## Job:
Using the records below, locate all lines containing "polysilicon" and return them.

- - - -

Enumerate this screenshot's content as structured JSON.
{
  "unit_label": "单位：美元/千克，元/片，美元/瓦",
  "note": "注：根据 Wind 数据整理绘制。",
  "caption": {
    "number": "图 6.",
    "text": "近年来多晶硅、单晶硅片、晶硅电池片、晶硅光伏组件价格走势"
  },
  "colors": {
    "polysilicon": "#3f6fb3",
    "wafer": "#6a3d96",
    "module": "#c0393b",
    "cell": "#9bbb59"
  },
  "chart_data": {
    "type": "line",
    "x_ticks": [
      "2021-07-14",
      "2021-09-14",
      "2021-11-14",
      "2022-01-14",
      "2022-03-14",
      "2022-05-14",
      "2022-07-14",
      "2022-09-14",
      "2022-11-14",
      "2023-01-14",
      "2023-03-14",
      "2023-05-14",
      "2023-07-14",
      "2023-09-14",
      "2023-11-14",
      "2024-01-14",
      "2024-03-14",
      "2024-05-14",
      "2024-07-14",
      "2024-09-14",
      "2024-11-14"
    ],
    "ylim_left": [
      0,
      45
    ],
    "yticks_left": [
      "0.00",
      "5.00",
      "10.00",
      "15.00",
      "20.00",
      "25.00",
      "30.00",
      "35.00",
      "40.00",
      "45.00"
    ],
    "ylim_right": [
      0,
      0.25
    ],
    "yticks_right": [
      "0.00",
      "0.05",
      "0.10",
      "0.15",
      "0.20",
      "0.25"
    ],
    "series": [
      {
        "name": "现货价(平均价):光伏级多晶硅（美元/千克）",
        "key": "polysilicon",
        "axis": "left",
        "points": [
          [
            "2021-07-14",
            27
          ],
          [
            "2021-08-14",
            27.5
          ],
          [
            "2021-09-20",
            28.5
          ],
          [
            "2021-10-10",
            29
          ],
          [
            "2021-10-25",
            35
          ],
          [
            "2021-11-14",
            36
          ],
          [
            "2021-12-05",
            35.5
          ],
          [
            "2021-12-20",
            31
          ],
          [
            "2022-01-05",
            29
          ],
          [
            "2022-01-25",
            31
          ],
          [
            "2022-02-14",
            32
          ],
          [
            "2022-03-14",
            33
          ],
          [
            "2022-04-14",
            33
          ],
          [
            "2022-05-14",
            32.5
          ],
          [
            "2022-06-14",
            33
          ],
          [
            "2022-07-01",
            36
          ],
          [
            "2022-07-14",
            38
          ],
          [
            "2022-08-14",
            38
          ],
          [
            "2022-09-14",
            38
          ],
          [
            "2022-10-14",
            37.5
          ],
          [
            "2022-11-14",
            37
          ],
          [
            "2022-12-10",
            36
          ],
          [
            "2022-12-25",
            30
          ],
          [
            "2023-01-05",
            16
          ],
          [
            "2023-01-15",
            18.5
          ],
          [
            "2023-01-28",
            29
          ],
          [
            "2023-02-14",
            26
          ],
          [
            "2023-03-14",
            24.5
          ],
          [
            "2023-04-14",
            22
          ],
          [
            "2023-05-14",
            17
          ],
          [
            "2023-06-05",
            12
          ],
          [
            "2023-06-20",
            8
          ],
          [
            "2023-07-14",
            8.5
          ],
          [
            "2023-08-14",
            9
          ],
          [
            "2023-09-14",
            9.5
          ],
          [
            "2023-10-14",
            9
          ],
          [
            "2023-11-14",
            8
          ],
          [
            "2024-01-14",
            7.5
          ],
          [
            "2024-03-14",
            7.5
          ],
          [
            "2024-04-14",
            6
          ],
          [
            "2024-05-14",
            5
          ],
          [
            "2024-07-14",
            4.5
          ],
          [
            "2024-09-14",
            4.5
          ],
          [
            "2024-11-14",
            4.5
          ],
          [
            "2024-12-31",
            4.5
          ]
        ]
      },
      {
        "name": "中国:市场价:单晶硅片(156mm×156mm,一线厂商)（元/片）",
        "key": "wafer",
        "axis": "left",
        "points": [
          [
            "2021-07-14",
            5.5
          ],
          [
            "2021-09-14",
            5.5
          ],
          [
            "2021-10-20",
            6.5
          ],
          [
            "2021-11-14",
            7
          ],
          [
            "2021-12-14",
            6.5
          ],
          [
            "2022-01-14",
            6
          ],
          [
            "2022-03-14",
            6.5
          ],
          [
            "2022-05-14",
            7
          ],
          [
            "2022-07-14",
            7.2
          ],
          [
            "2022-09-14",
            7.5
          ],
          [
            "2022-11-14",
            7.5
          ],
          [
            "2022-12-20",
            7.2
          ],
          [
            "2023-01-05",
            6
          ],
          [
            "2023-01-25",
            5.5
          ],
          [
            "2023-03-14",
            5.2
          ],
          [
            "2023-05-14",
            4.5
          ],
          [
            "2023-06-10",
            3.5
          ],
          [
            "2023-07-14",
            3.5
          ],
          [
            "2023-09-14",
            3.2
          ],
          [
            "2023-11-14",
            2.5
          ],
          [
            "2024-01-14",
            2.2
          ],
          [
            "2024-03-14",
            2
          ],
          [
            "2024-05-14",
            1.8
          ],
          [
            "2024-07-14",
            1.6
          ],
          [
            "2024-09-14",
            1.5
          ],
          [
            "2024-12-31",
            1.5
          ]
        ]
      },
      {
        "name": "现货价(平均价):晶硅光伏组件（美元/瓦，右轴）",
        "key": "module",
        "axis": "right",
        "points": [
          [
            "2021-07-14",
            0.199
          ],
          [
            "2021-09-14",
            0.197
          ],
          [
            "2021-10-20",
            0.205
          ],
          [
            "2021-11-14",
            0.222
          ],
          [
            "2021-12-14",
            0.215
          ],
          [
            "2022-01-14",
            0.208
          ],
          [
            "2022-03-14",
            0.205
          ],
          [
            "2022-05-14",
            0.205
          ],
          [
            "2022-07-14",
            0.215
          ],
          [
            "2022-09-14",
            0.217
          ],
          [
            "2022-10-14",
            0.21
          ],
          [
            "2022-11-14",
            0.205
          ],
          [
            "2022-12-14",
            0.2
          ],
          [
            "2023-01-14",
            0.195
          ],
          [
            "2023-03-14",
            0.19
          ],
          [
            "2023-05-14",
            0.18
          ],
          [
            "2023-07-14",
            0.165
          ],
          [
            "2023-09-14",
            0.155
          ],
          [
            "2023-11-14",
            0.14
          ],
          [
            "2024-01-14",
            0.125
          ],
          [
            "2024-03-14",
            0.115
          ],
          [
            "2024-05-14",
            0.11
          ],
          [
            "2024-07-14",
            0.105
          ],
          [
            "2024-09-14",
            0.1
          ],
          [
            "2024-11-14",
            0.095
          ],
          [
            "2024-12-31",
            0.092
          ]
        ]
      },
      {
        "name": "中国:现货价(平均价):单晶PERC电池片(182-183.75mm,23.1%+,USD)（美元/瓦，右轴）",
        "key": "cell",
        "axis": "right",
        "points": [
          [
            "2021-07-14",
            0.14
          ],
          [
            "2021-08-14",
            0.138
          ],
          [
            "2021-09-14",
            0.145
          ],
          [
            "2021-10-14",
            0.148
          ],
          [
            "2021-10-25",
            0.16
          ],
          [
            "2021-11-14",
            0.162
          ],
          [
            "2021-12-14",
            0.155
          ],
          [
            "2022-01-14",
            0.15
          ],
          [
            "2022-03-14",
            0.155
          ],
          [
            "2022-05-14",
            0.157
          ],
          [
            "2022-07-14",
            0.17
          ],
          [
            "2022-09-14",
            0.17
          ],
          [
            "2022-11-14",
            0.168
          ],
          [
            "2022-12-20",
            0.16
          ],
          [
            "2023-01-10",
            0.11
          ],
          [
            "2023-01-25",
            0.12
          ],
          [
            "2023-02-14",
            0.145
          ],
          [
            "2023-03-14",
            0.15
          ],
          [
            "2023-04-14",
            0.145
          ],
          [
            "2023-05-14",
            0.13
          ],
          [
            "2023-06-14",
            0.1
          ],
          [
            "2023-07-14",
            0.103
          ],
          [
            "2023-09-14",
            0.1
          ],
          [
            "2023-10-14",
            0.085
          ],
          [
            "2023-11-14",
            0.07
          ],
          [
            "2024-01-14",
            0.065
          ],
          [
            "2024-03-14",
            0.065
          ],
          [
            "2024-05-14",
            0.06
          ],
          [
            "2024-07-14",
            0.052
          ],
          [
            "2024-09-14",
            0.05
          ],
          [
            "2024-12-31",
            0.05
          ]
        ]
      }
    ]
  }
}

- - - -

## Task output:
    "polysilicon": "#3f6fb3",
        "key": "polysilicon",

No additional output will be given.